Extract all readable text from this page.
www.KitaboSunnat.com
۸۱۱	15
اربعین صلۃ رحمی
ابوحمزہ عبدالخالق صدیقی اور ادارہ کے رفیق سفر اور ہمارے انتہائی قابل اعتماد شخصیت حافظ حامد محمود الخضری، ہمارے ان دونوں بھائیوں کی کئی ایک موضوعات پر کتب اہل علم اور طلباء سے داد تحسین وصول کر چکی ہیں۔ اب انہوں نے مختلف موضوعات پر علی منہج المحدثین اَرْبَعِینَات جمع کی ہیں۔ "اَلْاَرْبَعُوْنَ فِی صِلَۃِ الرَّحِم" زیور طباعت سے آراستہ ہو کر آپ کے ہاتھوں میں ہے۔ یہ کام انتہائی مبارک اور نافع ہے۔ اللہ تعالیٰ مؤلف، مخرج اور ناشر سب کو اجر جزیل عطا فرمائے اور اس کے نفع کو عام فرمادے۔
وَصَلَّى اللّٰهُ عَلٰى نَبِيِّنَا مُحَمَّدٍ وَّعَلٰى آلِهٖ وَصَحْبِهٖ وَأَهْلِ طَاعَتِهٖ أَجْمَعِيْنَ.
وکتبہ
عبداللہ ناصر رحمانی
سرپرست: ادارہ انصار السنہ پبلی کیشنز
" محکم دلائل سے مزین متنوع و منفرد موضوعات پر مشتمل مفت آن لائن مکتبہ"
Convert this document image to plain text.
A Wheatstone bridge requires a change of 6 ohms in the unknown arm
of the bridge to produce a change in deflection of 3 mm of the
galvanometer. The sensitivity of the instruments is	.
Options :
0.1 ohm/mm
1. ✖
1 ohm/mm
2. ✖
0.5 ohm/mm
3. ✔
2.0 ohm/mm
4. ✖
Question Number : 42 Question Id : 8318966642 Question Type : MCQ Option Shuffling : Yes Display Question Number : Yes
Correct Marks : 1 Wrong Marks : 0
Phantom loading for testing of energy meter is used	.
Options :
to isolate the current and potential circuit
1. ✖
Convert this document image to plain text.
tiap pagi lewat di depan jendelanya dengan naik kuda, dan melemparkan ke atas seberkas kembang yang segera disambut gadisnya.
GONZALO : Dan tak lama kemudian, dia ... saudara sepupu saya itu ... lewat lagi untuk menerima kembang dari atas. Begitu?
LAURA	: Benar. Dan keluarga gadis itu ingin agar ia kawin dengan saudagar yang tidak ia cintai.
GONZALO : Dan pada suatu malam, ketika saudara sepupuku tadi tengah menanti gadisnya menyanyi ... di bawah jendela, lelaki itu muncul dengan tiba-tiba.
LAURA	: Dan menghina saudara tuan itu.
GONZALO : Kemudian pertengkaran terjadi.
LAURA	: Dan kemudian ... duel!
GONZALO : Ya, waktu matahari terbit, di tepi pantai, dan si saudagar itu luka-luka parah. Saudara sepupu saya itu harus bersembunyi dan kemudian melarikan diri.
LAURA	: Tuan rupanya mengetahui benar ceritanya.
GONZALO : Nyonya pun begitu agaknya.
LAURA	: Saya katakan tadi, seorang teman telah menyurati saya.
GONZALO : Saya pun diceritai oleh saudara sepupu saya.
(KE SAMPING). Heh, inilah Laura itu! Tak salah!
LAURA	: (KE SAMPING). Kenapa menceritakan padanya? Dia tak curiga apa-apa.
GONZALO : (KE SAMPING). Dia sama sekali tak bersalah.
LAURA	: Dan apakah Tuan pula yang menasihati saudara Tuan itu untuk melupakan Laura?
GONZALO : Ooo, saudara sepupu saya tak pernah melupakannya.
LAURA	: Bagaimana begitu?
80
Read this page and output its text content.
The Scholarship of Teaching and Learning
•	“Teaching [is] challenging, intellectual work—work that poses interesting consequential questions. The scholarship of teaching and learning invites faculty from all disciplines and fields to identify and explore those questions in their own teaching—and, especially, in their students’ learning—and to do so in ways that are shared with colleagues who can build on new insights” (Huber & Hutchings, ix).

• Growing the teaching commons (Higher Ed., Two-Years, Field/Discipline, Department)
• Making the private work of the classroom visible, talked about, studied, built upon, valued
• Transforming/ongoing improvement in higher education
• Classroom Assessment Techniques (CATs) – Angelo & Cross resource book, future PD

▶ TASK BRIEF
Using the data above, print every record exactly as shown.

▶ ANSWER TO THIS TASK
Extract all readable text from this page.
www.KitaboSunnat.com
۸۱۱	15
اربعین صلۃ رحمی
ابوحمزہ عبدالخالق صدیقی اور ادارہ کے رفیق سفر اور ہمارے انتہائی قابل اعتماد شخصیت حافظ حامد محمود الخضری، ہمارے ان دونوں بھائیوں کی کئی ایک موضوعات پر کتب اہل علم اور طلباء سے داد تحسین وصول کر چکی ہیں۔ اب انہوں نے مختلف موضوعات پر علی منہج المحدثین اَرْبَعِینَات جمع کی ہیں۔ "اَلْاَرْبَعُوْنَ فِی صِلَۃِ الرَّحِم" زیور طباعت سے آراستہ ہو کر آپ کے ہاتھوں میں ہے۔ یہ کام انتہائی مبارک اور نافع ہے۔ اللہ تعالیٰ مؤلف، مخرج اور ناشر سب کو اجر جزیل عطا فرمائے اور اس کے نفع کو عام فرمادے۔
وَصَلَّى اللّٰهُ عَلٰى نَبِيِّنَا مُحَمَّدٍ وَّعَلٰى آلِهٖ وَصَحْبِهٖ وَأَهْلِ طَاعَتِهٖ أَجْمَعِيْنَ.
وکتبہ
عبداللہ ناصر رحمانی
سرپرست: ادارہ انصار السنہ پبلی کیشنز
" محکم دلائل سے مزین متنوع و منفرد موضوعات پر مشتمل مفت آن لائن مکتبہ"
Convert this document image to plain text.
A Wheatstone bridge requires a change of 6 ohms in the unknown arm
of the bridge to produce a change in deflection of 3 mm of the
galvanometer. The sensitivity of the instruments is	.
Options :
0.1 ohm/mm
1. ✖
1 ohm/mm
2. ✖
0.5 ohm/mm
3. ✔
2.0 ohm/mm
4. ✖
Question Number : 42 Question Id : 8318966642 Question Type : MCQ Option Shuffling : Yes Display Question Number : Yes
Correct Marks : 1 Wrong Marks : 0
Phantom loading for testing of energy meter is used	.
Options :
to isolate the current and potential circuit
1. ✖
Convert this document image to plain text.
tiap pagi lewat di depan jendelanya dengan naik kuda, dan melemparkan ke atas seberkas kembang yang segera disambut gadisnya.
GONZALO : Dan tak lama kemudian, dia ... saudara sepupu saya itu ... lewat lagi untuk menerima kembang dari atas. Begitu?
LAURA	: Benar. Dan keluarga gadis itu ingin agar ia kawin dengan saudagar yang tidak ia cintai.
GONZALO : Dan pada suatu malam, ketika saudara sepupuku tadi tengah menanti gadisnya menyanyi ... di bawah jendela, lelaki itu muncul dengan tiba-tiba.
LAURA	: Dan menghina saudara tuan itu.
GONZALO : Kemudian pertengkaran terjadi.
LAURA	: Dan kemudian ... duel!
GONZALO : Ya, waktu matahari terbit, di tepi pantai, dan si saudagar itu luka-luka parah. Saudara sepupu saya itu harus bersembunyi dan kemudian melarikan diri.
LAURA	: Tuan rupanya mengetahui benar ceritanya.
GONZALO : Nyonya pun begitu agaknya.
LAURA	: Saya katakan tadi, seorang teman telah menyurati saya.
GONZALO : Saya pun diceritai oleh saudara sepupu saya.
(KE SAMPING). Heh, inilah Laura itu! Tak salah!
LAURA	: (KE SAMPING). Kenapa menceritakan padanya? Dia tak curiga apa-apa.
GONZALO : (KE SAMPING). Dia sama sekali tak bersalah.
LAURA	: Dan apakah Tuan pula yang menasihati saudara Tuan itu untuk melupakan Laura?
GONZALO : Ooo, saudara sepupu saya tak pernah melupakannya.
LAURA	: Bagaimana begitu?
80
Read this page and output its text content.
The Scholarship of Teaching and Learning
•	“Teaching [is] challenging, intellectual work—work that poses interesting consequential questions. The scholarship of teaching and learning invites faculty from all disciplines and fields to identify and explore those questions in their own teaching—and, especially, in their students’ learning—and to do so in ways that are shared with colleagues who can build on new insights” (Huber & Hutchings, ix).

• Growing the teaching commons (Higher Ed., Two-Years, Field/Discipline, Department)
• Making the private work of the classroom visible, talked about, studied, built upon, valued
• Transforming/ongoing improvement in higher education
• Classroom Assessment Techniques (CATs) – Angelo & Cross resource book, future PD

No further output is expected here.